EXERCISE TASK
Return only the number of lines that hold "name".

(Stored items)
<<<<

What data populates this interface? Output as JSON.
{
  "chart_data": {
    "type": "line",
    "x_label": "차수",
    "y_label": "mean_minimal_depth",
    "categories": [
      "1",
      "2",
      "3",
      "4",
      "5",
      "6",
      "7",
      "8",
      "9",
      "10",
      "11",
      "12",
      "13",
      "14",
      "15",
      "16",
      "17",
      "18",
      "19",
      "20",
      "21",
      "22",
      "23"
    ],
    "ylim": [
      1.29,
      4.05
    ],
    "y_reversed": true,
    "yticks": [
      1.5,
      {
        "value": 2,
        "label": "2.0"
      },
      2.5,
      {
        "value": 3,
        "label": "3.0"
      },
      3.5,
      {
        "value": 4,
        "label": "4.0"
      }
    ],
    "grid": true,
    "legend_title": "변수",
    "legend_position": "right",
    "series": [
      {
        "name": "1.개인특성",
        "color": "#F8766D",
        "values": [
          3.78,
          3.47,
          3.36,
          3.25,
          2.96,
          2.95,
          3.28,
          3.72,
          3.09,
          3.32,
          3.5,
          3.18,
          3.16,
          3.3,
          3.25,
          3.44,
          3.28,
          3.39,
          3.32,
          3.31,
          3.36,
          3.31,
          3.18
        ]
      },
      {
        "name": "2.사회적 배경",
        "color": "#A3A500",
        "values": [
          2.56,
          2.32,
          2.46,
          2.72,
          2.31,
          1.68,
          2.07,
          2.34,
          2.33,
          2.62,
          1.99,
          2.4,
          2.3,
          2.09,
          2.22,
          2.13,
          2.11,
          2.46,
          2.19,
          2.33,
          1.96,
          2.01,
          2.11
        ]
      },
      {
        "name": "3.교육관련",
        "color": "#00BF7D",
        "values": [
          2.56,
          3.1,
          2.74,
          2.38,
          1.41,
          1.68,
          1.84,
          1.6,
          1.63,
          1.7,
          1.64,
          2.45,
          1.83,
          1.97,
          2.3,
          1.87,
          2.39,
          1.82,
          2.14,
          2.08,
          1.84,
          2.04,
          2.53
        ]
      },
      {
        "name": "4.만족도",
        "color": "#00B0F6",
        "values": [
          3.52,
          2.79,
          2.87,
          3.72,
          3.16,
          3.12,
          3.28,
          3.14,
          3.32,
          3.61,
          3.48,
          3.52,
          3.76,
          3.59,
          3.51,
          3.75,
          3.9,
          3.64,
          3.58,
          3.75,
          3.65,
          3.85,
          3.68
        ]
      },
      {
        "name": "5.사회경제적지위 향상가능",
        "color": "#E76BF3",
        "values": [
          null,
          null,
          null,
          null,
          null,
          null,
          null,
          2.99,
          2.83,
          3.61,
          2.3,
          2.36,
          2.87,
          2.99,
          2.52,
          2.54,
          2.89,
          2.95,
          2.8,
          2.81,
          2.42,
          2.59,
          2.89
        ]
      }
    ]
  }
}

>>>>
<<<<

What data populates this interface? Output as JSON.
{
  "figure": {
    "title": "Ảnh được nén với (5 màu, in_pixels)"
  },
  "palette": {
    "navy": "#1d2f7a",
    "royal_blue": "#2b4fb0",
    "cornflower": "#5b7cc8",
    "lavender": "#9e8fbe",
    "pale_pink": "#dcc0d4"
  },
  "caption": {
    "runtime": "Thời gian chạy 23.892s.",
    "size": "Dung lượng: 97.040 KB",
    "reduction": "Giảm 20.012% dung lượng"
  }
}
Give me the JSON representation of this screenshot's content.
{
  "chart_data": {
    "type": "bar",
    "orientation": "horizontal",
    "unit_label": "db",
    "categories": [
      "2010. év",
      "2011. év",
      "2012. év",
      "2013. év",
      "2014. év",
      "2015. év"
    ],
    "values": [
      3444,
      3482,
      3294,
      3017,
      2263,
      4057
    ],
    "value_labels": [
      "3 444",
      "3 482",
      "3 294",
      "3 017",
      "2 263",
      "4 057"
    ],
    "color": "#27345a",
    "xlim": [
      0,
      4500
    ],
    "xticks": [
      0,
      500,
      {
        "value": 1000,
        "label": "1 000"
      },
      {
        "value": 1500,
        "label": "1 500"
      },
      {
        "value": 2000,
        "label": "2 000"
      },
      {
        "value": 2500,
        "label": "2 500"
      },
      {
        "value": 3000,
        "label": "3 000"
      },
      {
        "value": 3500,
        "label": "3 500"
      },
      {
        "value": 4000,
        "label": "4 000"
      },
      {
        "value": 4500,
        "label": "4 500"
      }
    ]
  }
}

>>>>
<<<<

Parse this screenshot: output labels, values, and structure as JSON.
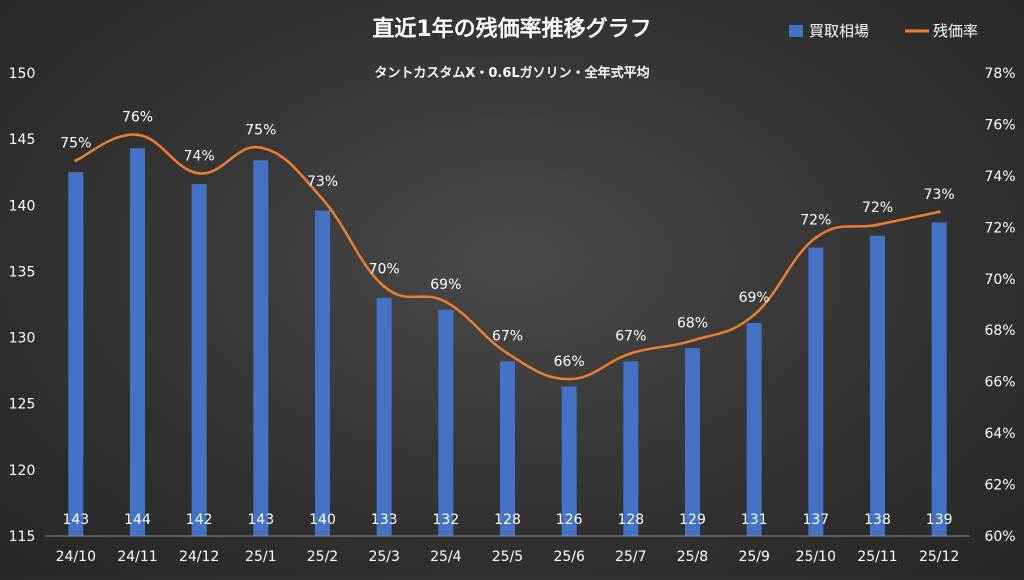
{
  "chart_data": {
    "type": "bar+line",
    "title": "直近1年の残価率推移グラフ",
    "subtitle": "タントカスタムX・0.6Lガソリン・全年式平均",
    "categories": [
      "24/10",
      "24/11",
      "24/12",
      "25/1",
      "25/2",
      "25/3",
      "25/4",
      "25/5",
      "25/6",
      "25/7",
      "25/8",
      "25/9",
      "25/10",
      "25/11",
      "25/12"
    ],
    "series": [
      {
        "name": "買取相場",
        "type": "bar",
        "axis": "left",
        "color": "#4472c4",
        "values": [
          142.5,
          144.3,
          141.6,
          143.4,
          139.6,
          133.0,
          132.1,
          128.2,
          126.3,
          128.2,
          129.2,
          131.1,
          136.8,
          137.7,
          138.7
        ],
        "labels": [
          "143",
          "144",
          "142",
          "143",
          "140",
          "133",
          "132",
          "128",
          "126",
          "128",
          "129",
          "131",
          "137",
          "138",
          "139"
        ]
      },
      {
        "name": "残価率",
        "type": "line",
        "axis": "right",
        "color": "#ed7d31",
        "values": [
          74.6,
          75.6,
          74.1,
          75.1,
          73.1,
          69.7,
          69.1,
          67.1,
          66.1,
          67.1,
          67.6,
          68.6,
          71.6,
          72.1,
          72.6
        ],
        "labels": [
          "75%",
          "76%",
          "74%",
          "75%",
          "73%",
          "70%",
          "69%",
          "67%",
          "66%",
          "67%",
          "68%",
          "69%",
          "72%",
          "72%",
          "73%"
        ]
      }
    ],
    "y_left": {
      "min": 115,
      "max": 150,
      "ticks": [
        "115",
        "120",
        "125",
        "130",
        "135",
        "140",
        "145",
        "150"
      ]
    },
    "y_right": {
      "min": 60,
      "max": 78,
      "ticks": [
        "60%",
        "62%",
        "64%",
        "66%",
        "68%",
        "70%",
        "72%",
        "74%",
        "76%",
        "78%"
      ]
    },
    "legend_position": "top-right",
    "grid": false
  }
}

>>>>

REPLY TO THE TASK
7